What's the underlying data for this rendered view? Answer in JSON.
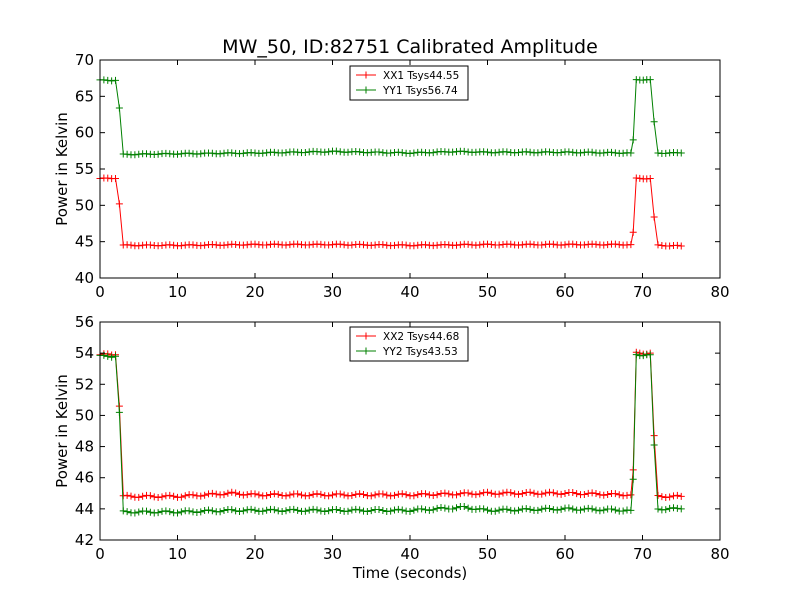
{
  "title": "MW_50, ID:82751 Calibrated Amplitude",
  "chart_data": [
    {
      "type": "line",
      "title": "MW_50, ID:82751 Calibrated Amplitude",
      "xlabel": "",
      "ylabel": "Power in Kelvin",
      "xlim": [
        0,
        80
      ],
      "ylim": [
        40,
        70
      ],
      "x_ticks": [
        "0",
        "10",
        "20",
        "30",
        "40",
        "50",
        "60",
        "70",
        "80"
      ],
      "y_ticks": [
        "40",
        "45",
        "50",
        "55",
        "60",
        "65",
        "70"
      ],
      "grid": false,
      "legend_position": "top-center",
      "marker": "+",
      "series": [
        {
          "name": "XX1 Tsys44.55",
          "color": "#ff0000",
          "points": [
            [
              0,
              53.7
            ],
            [
              1,
              53.7
            ],
            [
              2,
              53.7
            ],
            [
              2.5,
              50.2
            ],
            [
              3,
              44.5
            ],
            [
              10,
              44.5
            ],
            [
              20,
              44.6
            ],
            [
              30,
              44.6
            ],
            [
              40,
              44.5
            ],
            [
              50,
              44.6
            ],
            [
              60,
              44.6
            ],
            [
              68.5,
              44.6
            ],
            [
              68.8,
              46.3
            ],
            [
              69.2,
              53.7
            ],
            [
              71,
              53.7
            ],
            [
              71.5,
              48.4
            ],
            [
              72,
              44.5
            ],
            [
              75,
              44.4
            ]
          ]
        },
        {
          "name": "YY1 Tsys56.74",
          "color": "#008000",
          "points": [
            [
              0,
              67.2
            ],
            [
              1,
              67.2
            ],
            [
              2,
              67.2
            ],
            [
              2.5,
              63.4
            ],
            [
              3,
              57.0
            ],
            [
              10,
              57.1
            ],
            [
              20,
              57.2
            ],
            [
              30,
              57.4
            ],
            [
              40,
              57.2
            ],
            [
              46,
              57.4
            ],
            [
              50,
              57.3
            ],
            [
              60,
              57.3
            ],
            [
              68.5,
              57.2
            ],
            [
              68.8,
              59.0
            ],
            [
              69.2,
              67.3
            ],
            [
              71,
              67.3
            ],
            [
              71.5,
              61.5
            ],
            [
              72,
              57.2
            ],
            [
              75,
              57.2
            ]
          ]
        }
      ]
    },
    {
      "type": "line",
      "xlabel": "Time (seconds)",
      "ylabel": "Power in Kelvin",
      "xlim": [
        0,
        80
      ],
      "ylim": [
        42,
        56
      ],
      "x_ticks": [
        "0",
        "10",
        "20",
        "30",
        "40",
        "50",
        "60",
        "70",
        "80"
      ],
      "y_ticks": [
        "42",
        "44",
        "46",
        "48",
        "50",
        "52",
        "54",
        "56"
      ],
      "grid": false,
      "legend_position": "top-center",
      "marker": "+",
      "series": [
        {
          "name": "XX2 Tsys44.68",
          "color": "#ff0000",
          "points": [
            [
              0,
              53.9
            ],
            [
              1,
              53.9
            ],
            [
              2,
              53.9
            ],
            [
              2.5,
              50.6
            ],
            [
              3,
              44.8
            ],
            [
              10,
              44.8
            ],
            [
              17,
              45.0
            ],
            [
              20,
              44.9
            ],
            [
              30,
              44.9
            ],
            [
              40,
              44.9
            ],
            [
              50,
              45.0
            ],
            [
              60,
              45.0
            ],
            [
              68.5,
              44.9
            ],
            [
              68.8,
              46.5
            ],
            [
              69.2,
              54.0
            ],
            [
              71,
              54.0
            ],
            [
              71.5,
              48.7
            ],
            [
              72,
              44.8
            ],
            [
              75,
              44.8
            ]
          ]
        },
        {
          "name": "YY2 Tsys43.53",
          "color": "#008000",
          "points": [
            [
              0,
              53.8
            ],
            [
              1,
              53.8
            ],
            [
              2,
              53.8
            ],
            [
              2.5,
              50.2
            ],
            [
              3,
              43.8
            ],
            [
              10,
              43.8
            ],
            [
              17,
              43.9
            ],
            [
              20,
              43.9
            ],
            [
              30,
              43.9
            ],
            [
              40,
              43.9
            ],
            [
              47,
              44.1
            ],
            [
              50,
              43.9
            ],
            [
              60,
              44.0
            ],
            [
              68.5,
              43.9
            ],
            [
              68.8,
              45.9
            ],
            [
              69.2,
              53.9
            ],
            [
              71,
              53.9
            ],
            [
              71.5,
              48.1
            ],
            [
              72,
              44.0
            ],
            [
              75,
              44.0
            ]
          ]
        }
      ]
    }
  ]
}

============

→ **SHORT EXERCISE**:
From the data, list each line in which the string "Amplitude" appears.

→ **FINISHED EXERCISE**:
  "title": "MW_50, ID:82751 Calibrated Amplitude",
      "title": "MW_50, ID:82751 Calibrated Amplitude",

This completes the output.